Collection entries:
>> BEGIN

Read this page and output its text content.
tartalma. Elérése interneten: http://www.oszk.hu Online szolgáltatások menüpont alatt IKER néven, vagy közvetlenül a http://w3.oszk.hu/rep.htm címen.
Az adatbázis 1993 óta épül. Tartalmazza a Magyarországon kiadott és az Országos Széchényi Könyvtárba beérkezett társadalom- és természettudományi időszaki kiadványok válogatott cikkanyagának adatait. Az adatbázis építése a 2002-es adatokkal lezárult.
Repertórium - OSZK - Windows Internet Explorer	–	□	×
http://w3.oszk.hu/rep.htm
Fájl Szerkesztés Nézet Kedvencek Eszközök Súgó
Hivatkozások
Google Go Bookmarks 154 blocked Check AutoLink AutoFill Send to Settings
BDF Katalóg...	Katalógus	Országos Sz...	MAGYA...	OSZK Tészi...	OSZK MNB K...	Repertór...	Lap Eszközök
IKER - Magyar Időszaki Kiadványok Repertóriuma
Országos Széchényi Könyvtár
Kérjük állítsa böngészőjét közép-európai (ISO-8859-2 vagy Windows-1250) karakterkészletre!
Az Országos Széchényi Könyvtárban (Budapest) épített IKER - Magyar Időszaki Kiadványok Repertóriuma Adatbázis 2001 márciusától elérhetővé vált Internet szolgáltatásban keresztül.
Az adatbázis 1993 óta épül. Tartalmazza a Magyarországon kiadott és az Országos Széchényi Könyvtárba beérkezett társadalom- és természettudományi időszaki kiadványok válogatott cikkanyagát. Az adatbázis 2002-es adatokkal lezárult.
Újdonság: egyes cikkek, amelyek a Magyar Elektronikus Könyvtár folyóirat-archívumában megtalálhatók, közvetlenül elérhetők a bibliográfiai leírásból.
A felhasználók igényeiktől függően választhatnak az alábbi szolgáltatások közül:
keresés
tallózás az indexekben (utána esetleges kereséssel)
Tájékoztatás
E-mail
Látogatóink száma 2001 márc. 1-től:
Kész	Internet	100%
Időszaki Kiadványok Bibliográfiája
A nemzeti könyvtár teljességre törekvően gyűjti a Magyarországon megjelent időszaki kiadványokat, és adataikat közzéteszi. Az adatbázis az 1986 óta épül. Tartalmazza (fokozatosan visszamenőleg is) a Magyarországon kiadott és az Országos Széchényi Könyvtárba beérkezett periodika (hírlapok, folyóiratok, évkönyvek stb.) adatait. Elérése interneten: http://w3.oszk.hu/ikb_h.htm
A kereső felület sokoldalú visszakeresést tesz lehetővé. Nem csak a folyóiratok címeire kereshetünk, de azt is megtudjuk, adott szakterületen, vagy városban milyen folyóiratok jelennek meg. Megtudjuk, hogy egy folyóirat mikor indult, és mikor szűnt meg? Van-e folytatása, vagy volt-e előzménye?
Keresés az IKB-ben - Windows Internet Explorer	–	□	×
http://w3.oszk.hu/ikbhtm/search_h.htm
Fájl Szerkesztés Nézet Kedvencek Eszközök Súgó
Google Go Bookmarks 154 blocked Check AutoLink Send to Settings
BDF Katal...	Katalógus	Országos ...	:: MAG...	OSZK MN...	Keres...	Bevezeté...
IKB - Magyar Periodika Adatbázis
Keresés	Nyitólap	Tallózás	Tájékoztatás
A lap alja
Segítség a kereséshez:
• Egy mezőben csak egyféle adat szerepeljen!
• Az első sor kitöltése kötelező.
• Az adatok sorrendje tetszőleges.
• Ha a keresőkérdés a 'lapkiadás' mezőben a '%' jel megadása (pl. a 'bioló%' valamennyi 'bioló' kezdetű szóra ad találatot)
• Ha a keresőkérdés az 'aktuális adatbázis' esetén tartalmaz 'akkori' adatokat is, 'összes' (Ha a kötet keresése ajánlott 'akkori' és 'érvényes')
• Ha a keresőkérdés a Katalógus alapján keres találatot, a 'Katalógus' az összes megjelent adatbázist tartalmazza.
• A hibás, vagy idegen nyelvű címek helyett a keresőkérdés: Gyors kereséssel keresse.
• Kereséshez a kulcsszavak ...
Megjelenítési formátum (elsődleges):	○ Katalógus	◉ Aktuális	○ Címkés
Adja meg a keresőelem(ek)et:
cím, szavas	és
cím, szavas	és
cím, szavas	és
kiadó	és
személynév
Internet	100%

>> END

* [Work to do] Copy the material above, line for line.

* [Exercise result]
Read this page and output its text content.
tartalma. Elérése interneten: http://www.oszk.hu Online szolgáltatások menüpont alatt IKER néven, vagy közvetlenül a http://w3.oszk.hu/rep.htm címen.
Az adatbázis 1993 óta épül. Tartalmazza a Magyarországon kiadott és az Országos Széchényi Könyvtárba beérkezett társadalom- és természettudományi időszaki kiadványok válogatott cikkanyagának adatait. Az adatbázis építése a 2002-es adatokkal lezárult.
Repertórium - OSZK - Windows Internet Explorer	–	□	×
http://w3.oszk.hu/rep.htm
Fájl Szerkesztés Nézet Kedvencek Eszközök Súgó
Hivatkozások
Google Go Bookmarks 154 blocked Check AutoLink AutoFill Send to Settings
BDF Katalóg...	Katalógus	Országos Sz...	MAGYA...	OSZK Tészi...	OSZK MNB K...	Repertór...	Lap Eszközök
IKER - Magyar Időszaki Kiadványok Repertóriuma
Országos Széchényi Könyvtár
Kérjük állítsa böngészőjét közép-európai (ISO-8859-2 vagy Windows-1250) karakterkészletre!
Az Országos Széchényi Könyvtárban (Budapest) épített IKER - Magyar Időszaki Kiadványok Repertóriuma Adatbázis 2001 márciusától elérhetővé vált Internet szolgáltatásban keresztül.
Az adatbázis 1993 óta épül. Tartalmazza a Magyarországon kiadott és az Országos Széchényi Könyvtárba beérkezett társadalom- és természettudományi időszaki kiadványok válogatott cikkanyagát. Az adatbázis 2002-es adatokkal lezárult.
Újdonság: egyes cikkek, amelyek a Magyar Elektronikus Könyvtár folyóirat-archívumában megtalálhatók, közvetlenül elérhetők a bibliográfiai leírásból.
A felhasználók igényeiktől függően választhatnak az alábbi szolgáltatások közül:
keresés
tallózás az indexekben (utána esetleges kereséssel)
Tájékoztatás
E-mail
Látogatóink száma 2001 márc. 1-től:
Kész	Internet	100%
Időszaki Kiadványok Bibliográfiája
A nemzeti könyvtár teljességre törekvően gyűjti a Magyarországon megjelent időszaki kiadványokat, és adataikat közzéteszi. Az adatbázis az 1986 óta épül. Tartalmazza (fokozatosan visszamenőleg is) a Magyarországon kiadott és az Országos Széchényi Könyvtárba beérkezett periodika (hírlapok, folyóiratok, évkönyvek stb.) adatait. Elérése interneten: http://w3.oszk.hu/ikb_h.htm
A kereső felület sokoldalú visszakeresést tesz lehetővé. Nem csak a folyóiratok címeire kereshetünk, de azt is megtudjuk, adott szakterületen, vagy városban milyen folyóiratok jelennek meg. Megtudjuk, hogy egy folyóirat mikor indult, és mikor szűnt meg? Van-e folytatása, vagy volt-e előzménye?
Keresés az IKB-ben - Windows Internet Explorer	–	□	×
http://w3.oszk.hu/ikbhtm/search_h.htm
Fájl Szerkesztés Nézet Kedvencek Eszközök Súgó
Google Go Bookmarks 154 blocked Check AutoLink Send to Settings
BDF Katal...	Katalógus	Országos ...	:: MAG...	OSZK MN...	Keres...	Bevezeté...
IKB - Magyar Periodika Adatbázis
Keresés	Nyitólap	Tallózás	Tájékoztatás
A lap alja
Segítség a kereséshez:
• Egy mezőben csak egyféle adat szerepeljen!
• Az első sor kitöltése kötelező.
• Az adatok sorrendje tetszőleges.
• Ha a keresőkérdés a 'lapkiadás' mezőben a '%' jel megadása (pl. a 'bioló%' valamennyi 'bioló' kezdetű szóra ad találatot)
• Ha a keresőkérdés az 'aktuális adatbázis' esetén tartalmaz 'akkori' adatokat is, 'összes' (Ha a kötet keresése ajánlott 'akkori' és 'érvényes')
• Ha a keresőkérdés a Katalógus alapján keres találatot, a 'Katalógus' az összes megjelent adatbázist tartalmazza.
• A hibás, vagy idegen nyelvű címek helyett a keresőkérdés: Gyors kereséssel keresse.
• Kereséshez a kulcsszavak ...
Megjelenítési formátum (elsődleges):	○ Katalógus	◉ Aktuális	○ Címkés
Adja meg a keresőelem(ek)et:
cím, szavas	és
cím, szavas	és
cím, szavas	és
kiadó	és
személynév
Internet	100%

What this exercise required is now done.